## RICHIESTE:
1: Secondo l'articolo sulla mostra di Basquiat, chi ha selezionato le opere esposte a Venezia?
2: Prosegui l'articolo sulla mostra di Basquiat a partire dall'ultima frase riportata.

## ESTRATTO DEL DOCUMENTO:
········

Arte/La folle tavolozza spray di Basquiat
Sabina
Minardi
Arriva in Italia J. M. Basquiat. Fino al 3 Ottobre a Venezia
Celebrato come una rockstar; venerato come un leader; paragonato ad
Arthur Rimbaud, per lo stile di vita sregolato e trasgressivo, Jean-Michel Basquiat è un
simbolo degli anni Ottanta e della cultura urbana alternativa. Il pittore di origine
haitiana dalla parabola artistica rapidissima, che s'incrocia con quella di Haring e di
Warhol, è in mostra a Venezia, fino al 3 ottobre, alla Fondazione Bevilacqua La Masa. Un
appuntamento, sotto l'egida della Biennale, che ha l'obiettivo di far conoscere meglio
l'artista ribelle, più noto, in Italia, per la sua biografia cinematografica, con David
Bowie e Jeffrey Wright per protagonisti, che per le sue opere.

Dei quattromila lavori che questo genio precoce riuscì a realizzare,
il critico Achille Bonito Oliva ne ha selezionati una quarantina, tra i più emblematici:
"The box", "Mater", "Low Pressure Zone", "Baby
Boom", "Brother's Sausage", "Mona Lisa", "El gran
Espectaculo", solo per citarne alcuni. Opere che dovranno parlare ai giovani, come
gli organizzatori si augurano, e raccontare le tappe fondamentali del percorso di
Basquiat. Per questo, la mostra è molto più che un'antologica dedicata all'artista, ma
comprende anche oggetti personali, come la cassetta dei colori, il punching ball dedicato
a Mary Boone, il casco dipinto di blu.

Cominciò come writer, con i graffiti: incisi sui muri, schizzati sui
vagoni della metropolitana. Con un'impronta di sole quattro lettere: "SAMO",
same old shit, la solita vecchia merda. Questo "tag" gli porta successo. Come
era stato per "TAKI 183", alla fine degli anni Sessanta: 300 mila firme in meno
di un anno per lo Stato di New York, e un titolo sul New York Times: "Chi è
Taki?". Così si era imposto il fenomeno del graffitismo, la creatività clandestina
dei neri del ghetto della Grande mela. Il nome di Basquiat comincia a circolare, e dai
muri spruzzati di spray colorato, il pittore passa alla tela. Mentre il graffitismo, da
fenomeno illegale, subisce una svolta. E sotto l'ala protettrice della hip-hop newyorchese
si trasforma in "Graffiti art". L'America di Keith Haring, insomma, fa più che
starsene a guardare: e valorizza questo universo visionario, a volte naif, a volte
violento, che aspira a una libertà assoluta. Haring diventa un amico di Basquiat. Che
pochi mesi prima di morire dipinge il quadro "Cavalcando la morte": il
"radiant baby" di Haring a cavallo di uno scheletro bianco che cammina a quattro
zampe.

········

## MATERIALE FORNITO:
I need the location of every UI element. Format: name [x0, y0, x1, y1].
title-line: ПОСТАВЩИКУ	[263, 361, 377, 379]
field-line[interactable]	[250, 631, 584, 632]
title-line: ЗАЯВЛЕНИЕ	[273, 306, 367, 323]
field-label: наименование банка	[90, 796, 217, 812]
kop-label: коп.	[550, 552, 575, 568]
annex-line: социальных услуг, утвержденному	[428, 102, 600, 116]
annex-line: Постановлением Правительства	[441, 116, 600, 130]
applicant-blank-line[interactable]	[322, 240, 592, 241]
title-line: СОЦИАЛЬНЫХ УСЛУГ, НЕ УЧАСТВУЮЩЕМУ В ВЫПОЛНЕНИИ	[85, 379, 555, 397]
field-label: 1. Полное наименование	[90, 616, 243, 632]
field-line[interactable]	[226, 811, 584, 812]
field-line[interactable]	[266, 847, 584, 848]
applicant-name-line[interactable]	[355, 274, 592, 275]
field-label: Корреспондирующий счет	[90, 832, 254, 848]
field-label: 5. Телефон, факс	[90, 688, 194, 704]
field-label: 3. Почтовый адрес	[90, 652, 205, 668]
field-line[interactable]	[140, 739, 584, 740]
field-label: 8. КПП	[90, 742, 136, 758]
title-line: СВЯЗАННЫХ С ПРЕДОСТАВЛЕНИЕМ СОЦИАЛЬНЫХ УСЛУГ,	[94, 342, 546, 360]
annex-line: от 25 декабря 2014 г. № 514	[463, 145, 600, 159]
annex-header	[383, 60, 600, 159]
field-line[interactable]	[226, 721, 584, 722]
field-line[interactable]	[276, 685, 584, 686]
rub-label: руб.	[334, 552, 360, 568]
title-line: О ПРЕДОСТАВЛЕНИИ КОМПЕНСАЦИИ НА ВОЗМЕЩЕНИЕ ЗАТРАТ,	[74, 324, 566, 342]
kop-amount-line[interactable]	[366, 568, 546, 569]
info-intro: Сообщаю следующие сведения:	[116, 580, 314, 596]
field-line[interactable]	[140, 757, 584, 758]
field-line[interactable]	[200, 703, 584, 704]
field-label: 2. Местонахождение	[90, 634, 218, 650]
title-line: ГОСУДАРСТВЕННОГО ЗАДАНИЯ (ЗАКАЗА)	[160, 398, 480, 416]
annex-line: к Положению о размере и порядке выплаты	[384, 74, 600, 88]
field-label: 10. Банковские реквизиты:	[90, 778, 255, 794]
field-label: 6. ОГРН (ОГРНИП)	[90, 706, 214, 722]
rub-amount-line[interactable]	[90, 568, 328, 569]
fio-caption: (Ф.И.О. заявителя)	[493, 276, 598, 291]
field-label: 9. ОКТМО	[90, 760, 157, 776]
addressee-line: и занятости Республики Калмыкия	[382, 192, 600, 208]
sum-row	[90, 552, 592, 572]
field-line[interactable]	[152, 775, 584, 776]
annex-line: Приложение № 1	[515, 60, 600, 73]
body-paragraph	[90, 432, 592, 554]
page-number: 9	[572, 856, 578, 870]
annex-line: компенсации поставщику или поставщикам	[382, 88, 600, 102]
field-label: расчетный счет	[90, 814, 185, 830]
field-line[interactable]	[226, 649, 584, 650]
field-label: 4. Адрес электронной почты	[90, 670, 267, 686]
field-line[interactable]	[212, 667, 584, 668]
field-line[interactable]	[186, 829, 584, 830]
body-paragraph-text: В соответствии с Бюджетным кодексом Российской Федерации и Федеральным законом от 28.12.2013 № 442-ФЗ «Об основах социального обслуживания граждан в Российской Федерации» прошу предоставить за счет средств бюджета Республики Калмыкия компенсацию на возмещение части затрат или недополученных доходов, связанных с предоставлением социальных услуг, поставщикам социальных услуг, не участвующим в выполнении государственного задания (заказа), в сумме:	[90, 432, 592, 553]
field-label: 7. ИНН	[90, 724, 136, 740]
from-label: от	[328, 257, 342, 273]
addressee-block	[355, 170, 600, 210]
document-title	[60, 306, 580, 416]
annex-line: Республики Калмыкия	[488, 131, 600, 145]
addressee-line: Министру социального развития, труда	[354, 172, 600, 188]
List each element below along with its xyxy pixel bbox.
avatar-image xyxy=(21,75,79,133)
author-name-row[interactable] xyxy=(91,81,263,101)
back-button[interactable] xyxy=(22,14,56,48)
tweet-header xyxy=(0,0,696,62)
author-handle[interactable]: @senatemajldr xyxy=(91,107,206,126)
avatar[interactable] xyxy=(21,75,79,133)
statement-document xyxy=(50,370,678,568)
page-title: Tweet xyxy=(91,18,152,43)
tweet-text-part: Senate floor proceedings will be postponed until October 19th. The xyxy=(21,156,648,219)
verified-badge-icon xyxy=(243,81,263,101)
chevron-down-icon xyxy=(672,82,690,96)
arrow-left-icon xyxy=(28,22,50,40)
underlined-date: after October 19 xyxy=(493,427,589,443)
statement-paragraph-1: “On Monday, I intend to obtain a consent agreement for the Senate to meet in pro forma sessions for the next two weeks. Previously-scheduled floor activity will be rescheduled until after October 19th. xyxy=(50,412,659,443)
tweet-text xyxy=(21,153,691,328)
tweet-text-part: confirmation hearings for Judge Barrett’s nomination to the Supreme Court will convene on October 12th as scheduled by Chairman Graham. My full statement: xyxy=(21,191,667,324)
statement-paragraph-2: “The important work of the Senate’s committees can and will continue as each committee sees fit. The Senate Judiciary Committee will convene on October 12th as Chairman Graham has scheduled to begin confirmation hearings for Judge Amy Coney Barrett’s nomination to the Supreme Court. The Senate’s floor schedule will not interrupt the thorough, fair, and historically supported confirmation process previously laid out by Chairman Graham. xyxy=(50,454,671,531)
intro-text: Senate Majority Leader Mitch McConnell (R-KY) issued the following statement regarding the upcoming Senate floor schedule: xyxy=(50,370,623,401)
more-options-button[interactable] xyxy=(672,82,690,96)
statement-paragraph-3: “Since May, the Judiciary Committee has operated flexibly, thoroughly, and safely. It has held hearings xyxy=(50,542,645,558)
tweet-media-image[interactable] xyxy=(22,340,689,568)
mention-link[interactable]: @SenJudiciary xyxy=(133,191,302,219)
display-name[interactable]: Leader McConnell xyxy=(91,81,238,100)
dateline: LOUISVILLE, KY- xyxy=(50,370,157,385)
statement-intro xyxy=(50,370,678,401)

········

## RISPOSTE ALL'ESERCIZIO:
1: Il critico Achille Bonito Oliva.

2:
Basquiat lavora anche con Andy Warhol, e con la sua Factory artistica.
Osannato dai critici, le sue quotazioni salgono velocemente. Nel giro di dieci anni,
l'artista ha conquistato New York. Sullo sfondo della cultura rap, della break dance, di
comunità che predicano la pace, la libertà, il malcontento di sempre. Con Kenny Sharf,
John Sex, e altri artisti americani Basquiat organizza mostre, rassegne, espone al Time
Square, al New York Museum, al Ps One Museum. E le firme dei writers rimbalzano dai muri
ai salotti.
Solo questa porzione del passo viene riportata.